* BEGIN EXCERPTED DATA *
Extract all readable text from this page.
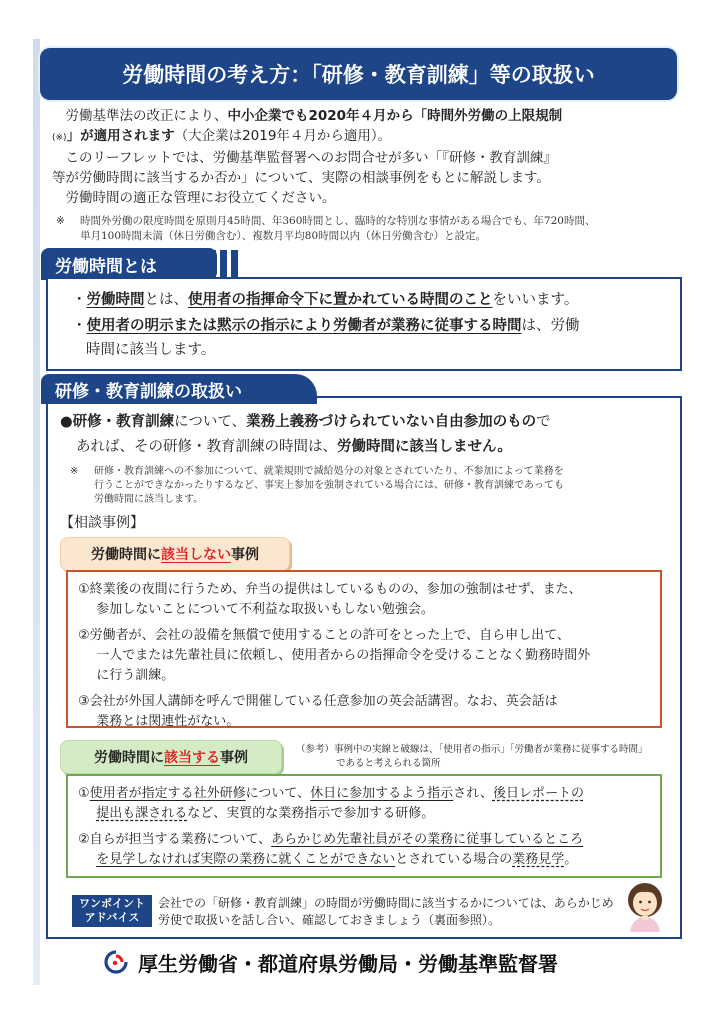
労働時間の考え方：「研修・教育訓練」等の取扱い

労働基準法の改正により、中小企業でも2020年４月から「時間外労働の上限規制

(※)」が適用されます（大企業は2019年４月から適用）。

このリーフレットでは、労働基準監督署へのお問合せが多い「『研修・教育訓練』

等が労働時間に該当するか否か」について、実際の相談事例をもとに解説します。

労働時間の適正な管理にお役立てください。

※ 時間外労働の限度時間を原則月45時間、年360時間とし、臨時的な特別な事情がある場合でも、年720時間、
単月100時間未満（休日労働含む）、複数月平均80時間以内（休日労働含む）と設定。
労働時間とは
・労働時間とは、使用者の指揮命令下に置かれている時間のことをいいます。
・使用者の明示または黙示の指示により労働者が業務に従事する時間は、労働
時間に該当します。
研修・教育訓練の取扱い
●研修・教育訓練について、業務上義務づけられていない自由参加のもので
あれば、その研修・教育訓練の時間は、労働時間に該当しません。
※ 研修・教育訓練への不参加について、就業規則で減給処分の対象とされていたり、不参加によって業務を
行うことができなかったりするなど、事実上参加を強制されている場合には、研修・教育訓練であっても
労働時間に該当します。
【相談事例】
労働時間に 該当しない 事例

①終業後の夜間に行うため、弁当の提供はしているものの、参加の強制はせず、また、
参加しないことについて不利益な取扱いもしない勉強会。

②労働者が、会社の設備を無償で使用することの許可をとった上で、自ら申し出て、
一人でまたは先輩社員に依頼し、使用者からの指揮命令を受けることなく勤務時間外
に行う訓練。

③会社が外国人講師を呼んで開催している任意参加の英会話講習。なお、英会話は
業務とは関連性がない。

労働時間に 該当する 事例
（参考）事例中の実線と破線は、「使用者の指示」「労働者が業務に従事する時間」
であると考えられる箇所

①使用者が指定する社外研修について、休日に参加するよう指示され、後日レポートの
提出も課されるなど、実質的な業務指示で参加する研修。

②自らが担当する業務について、あらかじめ先輩社員がその業務に従事しているところ
を見学しなければ実際の業務に就くことができないとされている場合の業務見学。

ワンポイント
アドバイス
会社での「研修・教育訓練」の時間が労働時間に該当するかについては、あらかじめ
労使で取扱いを話し合い、確認しておきましょう（裏面参照）。
厚生労働省・都道府県労働局・労働基準監督署
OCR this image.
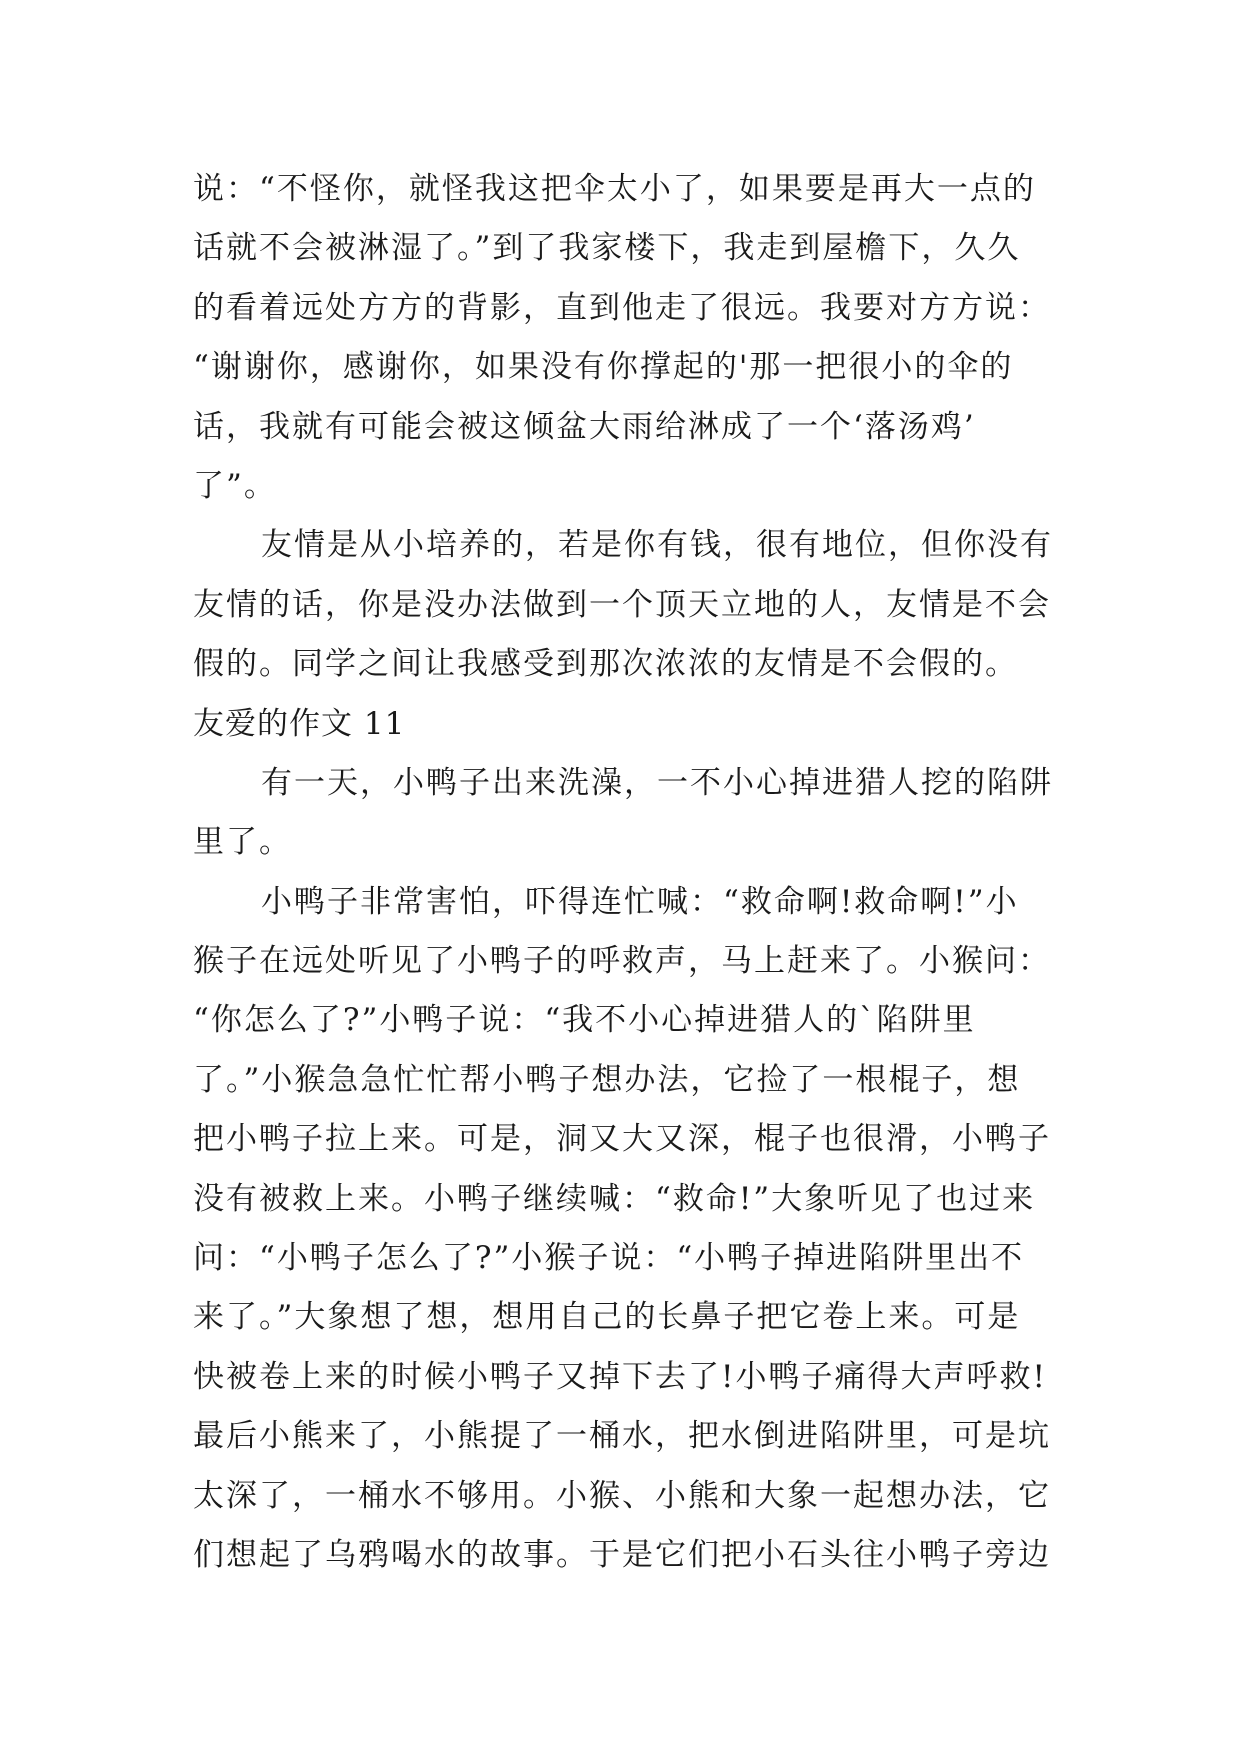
说：“不怪你，就怪我这把伞太小了，如果要是再大一点的
话就不会被淋湿了。”到了我家楼下，我走到屋檐下，久久
的看着远处方方的背影，直到他走了很远。我要对方方说：
“谢谢你，感谢你，如果没有你撑起的'那一把很小的伞的
话，我就有可能会被这倾盆大雨给淋成了一个‘落汤鸡’
了”。
友情是从小培养的，若是你有钱，很有地位，但你没有
友情的话，你是没办法做到一个顶天立地的人，友情是不会
假的。同学之间让我感受到那次浓浓的友情是不会假的。
友爱的作文 11
有一天，小鸭子出来洗澡，一不小心掉进猎人挖的陷阱
里了。
小鸭子非常害怕，吓得连忙喊：“救命啊!救命啊!”小
猴子在远处听见了小鸭子的呼救声，马上赶来了。小猴问：
“你怎么了?”小鸭子说：“我不小心掉进猎人的`陷阱里
了。”小猴急急忙忙帮小鸭子想办法，它捡了一根棍子，想
把小鸭子拉上来。可是，洞又大又深，棍子也很滑，小鸭子
没有被救上来。小鸭子继续喊：“救命!”大象听见了也过来
问：“小鸭子怎么了?”小猴子说：“小鸭子掉进陷阱里出不
来了。”大象想了想，想用自己的长鼻子把它卷上来。可是
快被卷上来的时候小鸭子又掉下去了!小鸭子痛得大声呼救!
最后小熊来了，小熊提了一桶水，把水倒进陷阱里，可是坑
太深了，一桶水不够用。小猴、小熊和大象一起想办法，它
们想起了乌鸦喝水的故事。于是它们把小石头往小鸭子旁边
* END EXCERPTED DATA *
*SHORT TASK:* Show the lines that mention the word "労働時間とは".

*RESULT OF THE TASK:*
労働時間とは
・労働時間とは、使用者の指揮命令下に置かれている時間のことをいいます。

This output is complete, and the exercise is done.